> **What is needed**:
Copy out the data below as written; omit any images.

****************

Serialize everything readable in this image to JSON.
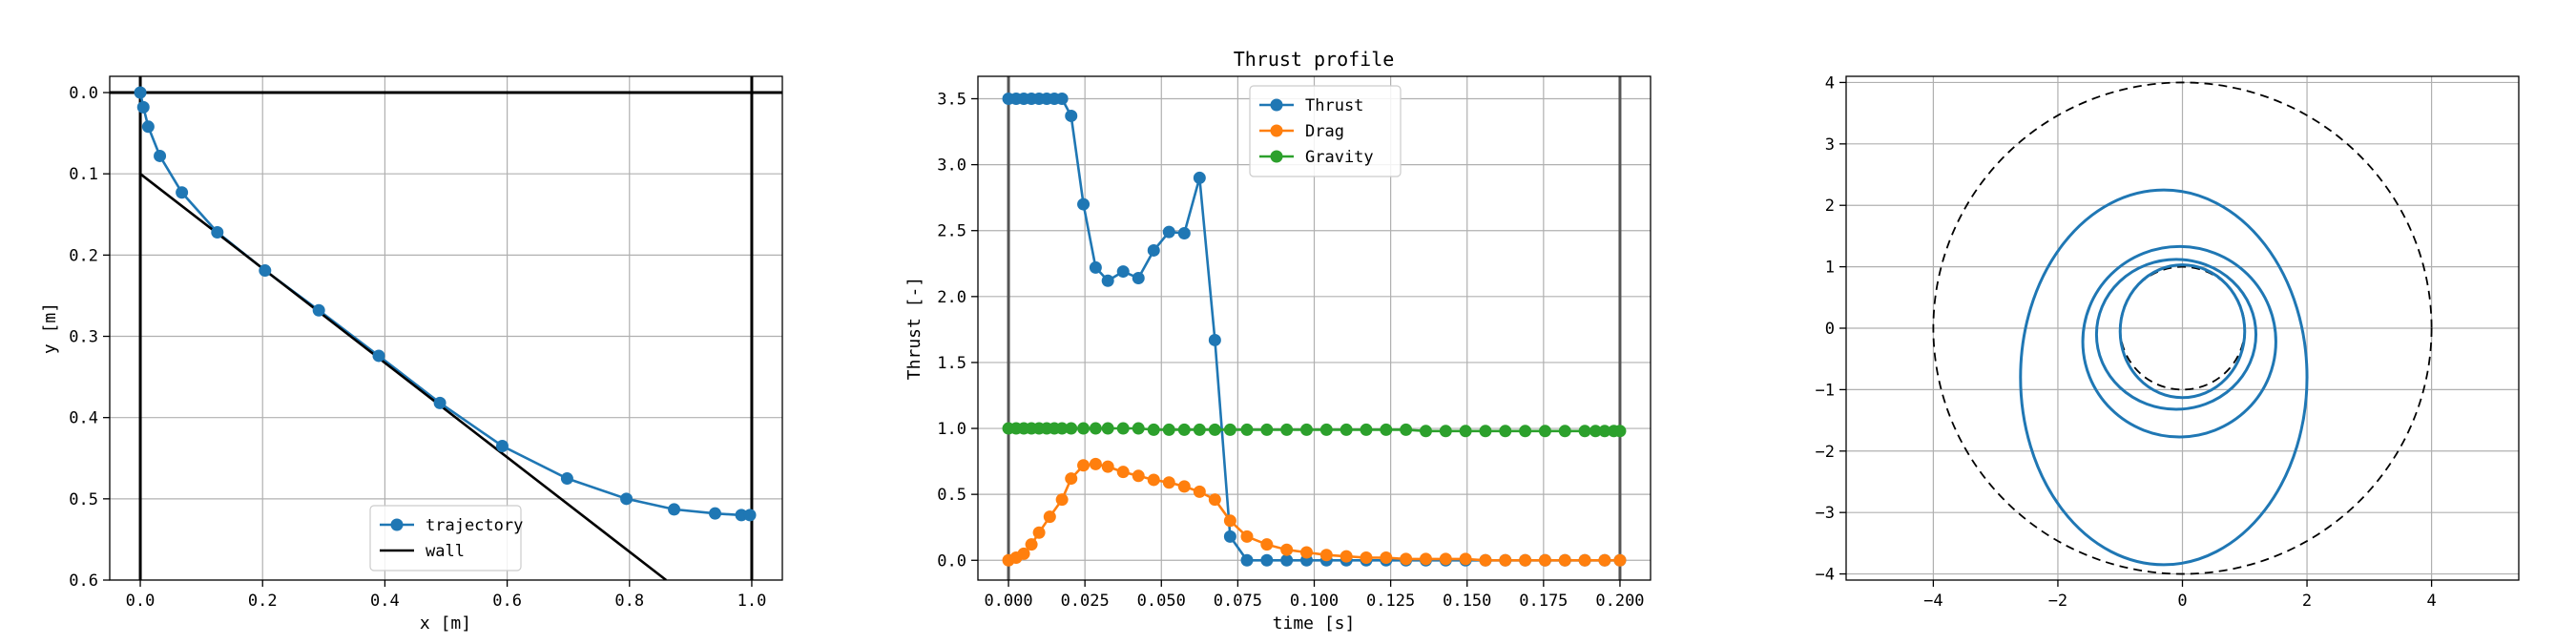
{
  "chart_data": [
    {
      "type": "line",
      "title": "",
      "xlabel": "x [m]",
      "ylabel": "y [m]",
      "xlim": [
        -0.05,
        1.05
      ],
      "ylim": [
        0.6,
        -0.02
      ],
      "y_inverted": true,
      "xticks": [
        "0.0",
        "0.2",
        "0.4",
        "0.6",
        "0.8",
        "1.0"
      ],
      "yticks": [
        "0.0",
        "0.1",
        "0.2",
        "0.3",
        "0.4",
        "0.5",
        "0.6"
      ],
      "grid": true,
      "legend": "lower-center",
      "series": [
        {
          "name": "trajectory",
          "color": "#1f77b4",
          "marker": "circle",
          "x": [
            0.0,
            0.005,
            0.013,
            0.032,
            0.068,
            0.126,
            0.204,
            0.292,
            0.39,
            0.49,
            0.592,
            0.698,
            0.795,
            0.873,
            0.94,
            0.983,
            0.997
          ],
          "y": [
            0.0,
            0.018,
            0.042,
            0.078,
            0.123,
            0.172,
            0.219,
            0.268,
            0.324,
            0.382,
            0.435,
            0.475,
            0.5,
            0.513,
            0.518,
            0.52,
            0.52
          ]
        },
        {
          "name": "wall",
          "color": "#000000",
          "x": [
            0.0,
            0.86
          ],
          "y": [
            0.1,
            0.6
          ]
        }
      ],
      "reference_lines": [
        {
          "orientation": "horizontal",
          "value": 0.0,
          "color": "#000000"
        },
        {
          "orientation": "vertical",
          "value": 0.0,
          "color": "#000000"
        },
        {
          "orientation": "vertical",
          "value": 1.0,
          "color": "#000000"
        }
      ]
    },
    {
      "type": "line",
      "title": "Thrust profile",
      "xlabel": "time [s]",
      "ylabel": "Thrust [-]",
      "xlim": [
        -0.01,
        0.21
      ],
      "ylim": [
        -0.15,
        3.67
      ],
      "xticks": [
        "0.000",
        "0.025",
        "0.050",
        "0.075",
        "0.100",
        "0.125",
        "0.150",
        "0.175",
        "0.200"
      ],
      "yticks": [
        "0.0",
        "0.5",
        "1.0",
        "1.5",
        "2.0",
        "2.5",
        "3.0",
        "3.5"
      ],
      "grid": true,
      "legend": "upper-center",
      "series": [
        {
          "name": "Thrust",
          "color": "#1f77b4",
          "marker": "circle",
          "x": [
            0.0,
            0.0025,
            0.005,
            0.0075,
            0.01,
            0.0125,
            0.015,
            0.0175,
            0.0205,
            0.0245,
            0.0285,
            0.0325,
            0.0375,
            0.0425,
            0.0475,
            0.0525,
            0.0575,
            0.0625,
            0.0675,
            0.0725,
            0.078,
            0.0845,
            0.091,
            0.0975,
            0.104,
            0.1105,
            0.117,
            0.1235,
            0.13,
            0.1365,
            0.143,
            0.1495,
            0.156,
            0.1625,
            0.169,
            0.1755,
            0.182,
            0.1885,
            0.195,
            0.2
          ],
          "y": [
            3.5,
            3.5,
            3.5,
            3.5,
            3.5,
            3.5,
            3.5,
            3.5,
            3.37,
            2.7,
            2.22,
            2.12,
            2.19,
            2.14,
            2.35,
            2.49,
            2.48,
            2.9,
            1.67,
            0.18,
            0.0,
            0.0,
            0.0,
            0.0,
            0.0,
            0.0,
            0.0,
            0.0,
            0.0,
            0.0,
            0.0,
            0.0,
            0.0,
            0.0,
            0.0,
            0.0,
            0.0,
            0.0,
            0.0,
            0.0
          ]
        },
        {
          "name": "Drag",
          "color": "#ff7f0e",
          "marker": "circle",
          "x": [
            0.0,
            0.0025,
            0.005,
            0.0075,
            0.01,
            0.0135,
            0.0175,
            0.0205,
            0.0245,
            0.0285,
            0.0325,
            0.0375,
            0.0425,
            0.0475,
            0.0525,
            0.0575,
            0.0625,
            0.0675,
            0.0725,
            0.078,
            0.0845,
            0.091,
            0.0975,
            0.104,
            0.1105,
            0.117,
            0.1235,
            0.13,
            0.1365,
            0.143,
            0.1495,
            0.156,
            0.1625,
            0.169,
            0.1755,
            0.182,
            0.1885,
            0.195,
            0.2
          ],
          "y": [
            0.0,
            0.02,
            0.05,
            0.12,
            0.21,
            0.33,
            0.46,
            0.62,
            0.72,
            0.73,
            0.71,
            0.67,
            0.64,
            0.61,
            0.59,
            0.56,
            0.52,
            0.46,
            0.3,
            0.18,
            0.12,
            0.08,
            0.06,
            0.04,
            0.03,
            0.02,
            0.02,
            0.01,
            0.01,
            0.01,
            0.01,
            0.0,
            0.0,
            0.0,
            0.0,
            0.0,
            0.0,
            0.0,
            0.0
          ]
        },
        {
          "name": "Gravity",
          "color": "#2ca02c",
          "marker": "circle",
          "x": [
            0.0,
            0.0025,
            0.005,
            0.0075,
            0.01,
            0.0125,
            0.015,
            0.0175,
            0.0205,
            0.0245,
            0.0285,
            0.0325,
            0.0375,
            0.0425,
            0.0475,
            0.0525,
            0.0575,
            0.0625,
            0.0675,
            0.0725,
            0.078,
            0.0845,
            0.091,
            0.0975,
            0.104,
            0.1105,
            0.117,
            0.1235,
            0.13,
            0.1365,
            0.143,
            0.1495,
            0.156,
            0.1625,
            0.169,
            0.1755,
            0.182,
            0.1885,
            0.192,
            0.195,
            0.198,
            0.2
          ],
          "y": [
            1.0,
            1.0,
            1.0,
            1.0,
            1.0,
            1.0,
            1.0,
            1.0,
            1.0,
            1.0,
            1.0,
            1.0,
            1.0,
            1.0,
            0.99,
            0.99,
            0.99,
            0.99,
            0.99,
            0.99,
            0.99,
            0.99,
            0.99,
            0.99,
            0.99,
            0.99,
            0.99,
            0.99,
            0.99,
            0.98,
            0.98,
            0.98,
            0.98,
            0.98,
            0.98,
            0.98,
            0.98,
            0.98,
            0.98,
            0.98,
            0.98,
            0.98
          ]
        }
      ],
      "reference_lines": [
        {
          "orientation": "vertical",
          "value": 0.0,
          "color": "#555555"
        },
        {
          "orientation": "vertical",
          "value": 0.2,
          "color": "#555555"
        }
      ]
    },
    {
      "type": "line",
      "title": "",
      "xlabel": "",
      "ylabel": "",
      "xlim": [
        -5.4,
        5.4
      ],
      "ylim": [
        -4.1,
        4.1
      ],
      "xticks": [
        "−4",
        "−2",
        "0",
        "2",
        "4"
      ],
      "yticks": [
        "−4",
        "−3",
        "−2",
        "−1",
        "0",
        "1",
        "2",
        "3",
        "4"
      ],
      "grid": true,
      "series": [
        {
          "name": "",
          "color": "#1f77b4",
          "spiral_turns": [
            {
              "center": [
                0.0,
                -0.05
              ],
              "rx": 1.0,
              "ry": 1.08
            },
            {
              "center": [
                -0.1,
                -0.1
              ],
              "rx": 1.28,
              "ry": 1.22
            },
            {
              "center": [
                -0.05,
                -0.22
              ],
              "rx": 1.55,
              "ry": 1.55
            },
            {
              "center": [
                -0.3,
                -0.8
              ],
              "rx": 2.3,
              "ry": 3.05
            }
          ]
        }
      ],
      "reference_circles": [
        {
          "center": [
            0,
            0
          ],
          "radius": 1.0,
          "style": "dashed",
          "color": "#000000"
        },
        {
          "center": [
            0,
            0
          ],
          "radius": 4.0,
          "style": "dashed",
          "color": "#000000"
        }
      ]
    }
  ]
}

****************

> **Response**:
Serialize everything readable in this image to JSON.
{
  "chart_data": [
    {
      "type": "line",
      "title": "",
      "xlabel": "x [m]",
      "ylabel": "y [m]",
      "xlim": [
        -0.05,
        1.05
      ],
      "ylim": [
        0.6,
        -0.02
      ],
      "y_inverted": true,
      "xticks": [
        "0.0",
        "0.2",
        "0.4",
        "0.6",
        "0.8",
        "1.0"
      ],
      "yticks": [
        "0.0",
        "0.1",
        "0.2",
        "0.3",
        "0.4",
        "0.5",
        "0.6"
      ],
      "grid": true,
      "legend": "lower-center",
      "series": [
        {
          "name": "trajectory",
          "color": "#1f77b4",
          "marker": "circle",
          "x": [
            0.0,
            0.005,
            0.013,
            0.032,
            0.068,
            0.126,
            0.204,
            0.292,
            0.39,
            0.49,
            0.592,
            0.698,
            0.795,
            0.873,
            0.94,
            0.983,
            0.997
          ],
          "y": [
            0.0,
            0.018,
            0.042,
            0.078,
            0.123,
            0.172,
            0.219,
            0.268,
            0.324,
            0.382,
            0.435,
            0.475,
            0.5,
            0.513,
            0.518,
            0.52,
            0.52
          ]
        },
        {
          "name": "wall",
          "color": "#000000",
          "x": [
            0.0,
            0.86
          ],
          "y": [
            0.1,
            0.6
          ]
        }
      ],
      "reference_lines": [
        {
          "orientation": "horizontal",
          "value": 0.0,
          "color": "#000000"
        },
        {
          "orientation": "vertical",
          "value": 0.0,
          "color": "#000000"
        },
        {
          "orientation": "vertical",
          "value": 1.0,
          "color": "#000000"
        }
      ]
    },
    {
      "type": "line",
      "title": "Thrust profile",
      "xlabel": "time [s]",
      "ylabel": "Thrust [-]",
      "xlim": [
        -0.01,
        0.21
      ],
      "ylim": [
        -0.15,
        3.67
      ],
      "xticks": [
        "0.000",
        "0.025",
        "0.050",
        "0.075",
        "0.100",
        "0.125",
        "0.150",
        "0.175",
        "0.200"
      ],
      "yticks": [
        "0.0",
        "0.5",
        "1.0",
        "1.5",
        "2.0",
        "2.5",
        "3.0",
        "3.5"
      ],
      "grid": true,
      "legend": "upper-center",
      "series": [
        {
          "name": "Thrust",
          "color": "#1f77b4",
          "marker": "circle",
          "x": [
            0.0,
            0.0025,
            0.005,
            0.0075,
            0.01,
            0.0125,
            0.015,
            0.0175,
            0.0205,
            0.0245,
            0.0285,
            0.0325,
            0.0375,
            0.0425,
            0.0475,
            0.0525,
            0.0575,
            0.0625,
            0.0675,
            0.0725,
            0.078,
            0.0845,
            0.091,
            0.0975,
            0.104,
            0.1105,
            0.117,
            0.1235,
            0.13,
            0.1365,
            0.143,
            0.1495,
            0.156,
            0.1625,
            0.169,
            0.1755,
            0.182,
            0.1885,
            0.195,
            0.2
          ],
          "y": [
            3.5,
            3.5,
            3.5,
            3.5,
            3.5,
            3.5,
            3.5,
            3.5,
            3.37,
            2.7,
            2.22,
            2.12,
            2.19,
            2.14,
            2.35,
            2.49,
            2.48,
            2.9,
            1.67,
            0.18,
            0.0,
            0.0,
            0.0,
            0.0,
            0.0,
            0.0,
            0.0,
            0.0,
            0.0,
            0.0,
            0.0,
            0.0,
            0.0,
            0.0,
            0.0,
            0.0,
            0.0,
            0.0,
            0.0,
            0.0
          ]
        },
        {
          "name": "Drag",
          "color": "#ff7f0e",
          "marker": "circle",
          "x": [
            0.0,
            0.0025,
            0.005,
            0.0075,
            0.01,
            0.0135,
            0.0175,
            0.0205,
            0.0245,
            0.0285,
            0.0325,
            0.0375,
            0.0425,
            0.0475,
            0.0525,
            0.0575,
            0.0625,
            0.0675,
            0.0725,
            0.078,
            0.0845,
            0.091,
            0.0975,
            0.104,
            0.1105,
            0.117,
            0.1235,
            0.13,
            0.1365,
            0.143,
            0.1495,
            0.156,
            0.1625,
            0.169,
            0.1755,
            0.182,
            0.1885,
            0.195,
            0.2
          ],
          "y": [
            0.0,
            0.02,
            0.05,
            0.12,
            0.21,
            0.33,
            0.46,
            0.62,
            0.72,
            0.73,
            0.71,
            0.67,
            0.64,
            0.61,
            0.59,
            0.56,
            0.52,
            0.46,
            0.3,
            0.18,
            0.12,
            0.08,
            0.06,
            0.04,
            0.03,
            0.02,
            0.02,
            0.01,
            0.01,
            0.01,
            0.01,
            0.0,
            0.0,
            0.0,
            0.0,
            0.0,
            0.0,
            0.0,
            0.0
          ]
        },
        {
          "name": "Gravity",
          "color": "#2ca02c",
          "marker": "circle",
          "x": [
            0.0,
            0.0025,
            0.005,
            0.0075,
            0.01,
            0.0125,
            0.015,
            0.0175,
            0.0205,
            0.0245,
            0.0285,
            0.0325,
            0.0375,
            0.0425,
            0.0475,
            0.0525,
            0.0575,
            0.0625,
            0.0675,
            0.0725,
            0.078,
            0.0845,
            0.091,
            0.0975,
            0.104,
            0.1105,
            0.117,
            0.1235,
            0.13,
            0.1365,
            0.143,
            0.1495,
            0.156,
            0.1625,
            0.169,
            0.1755,
            0.182,
            0.1885,
            0.192,
            0.195,
            0.198,
            0.2
          ],
          "y": [
            1.0,
            1.0,
            1.0,
            1.0,
            1.0,
            1.0,
            1.0,
            1.0,
            1.0,
            1.0,
            1.0,
            1.0,
            1.0,
            1.0,
            0.99,
            0.99,
            0.99,
            0.99,
            0.99,
            0.99,
            0.99,
            0.99,
            0.99,
            0.99,
            0.99,
            0.99,
            0.99,
            0.99,
            0.99,
            0.98,
            0.98,
            0.98,
            0.98,
            0.98,
            0.98,
            0.98,
            0.98,
            0.98,
            0.98,
            0.98,
            0.98,
            0.98
          ]
        }
      ],
      "reference_lines": [
        {
          "orientation": "vertical",
          "value": 0.0,
          "color": "#555555"
        },
        {
          "orientation": "vertical",
          "value": 0.2,
          "color": "#555555"
        }
      ]
    },
    {
      "type": "line",
      "title": "",
      "xlabel": "",
      "ylabel": "",
      "xlim": [
        -5.4,
        5.4
      ],
      "ylim": [
        -4.1,
        4.1
      ],
      "xticks": [
        "−4",
        "−2",
        "0",
        "2",
        "4"
      ],
      "yticks": [
        "−4",
        "−3",
        "−2",
        "−1",
        "0",
        "1",
        "2",
        "3",
        "4"
      ],
      "grid": true,
      "series": [
        {
          "name": "",
          "color": "#1f77b4",
          "spiral_turns": [
            {
              "center": [
                0.0,
                -0.05
              ],
              "rx": 1.0,
              "ry": 1.08
            },
            {
              "center": [
                -0.1,
                -0.1
              ],
              "rx": 1.28,
              "ry": 1.22
            },
            {
              "center": [
                -0.05,
                -0.22
              ],
              "rx": 1.55,
              "ry": 1.55
            },
            {
              "center": [
                -0.3,
                -0.8
              ],
              "rx": 2.3,
              "ry": 3.05
            }
          ]
        }
      ],
      "reference_circles": [
        {
          "center": [
            0,
            0
          ],
          "radius": 1.0,
          "style": "dashed",
          "color": "#000000"
        },
        {
          "center": [
            0,
            0
          ],
          "radius": 4.0,
          "style": "dashed",
          "color": "#000000"
        }
      ]
    }
  ]
}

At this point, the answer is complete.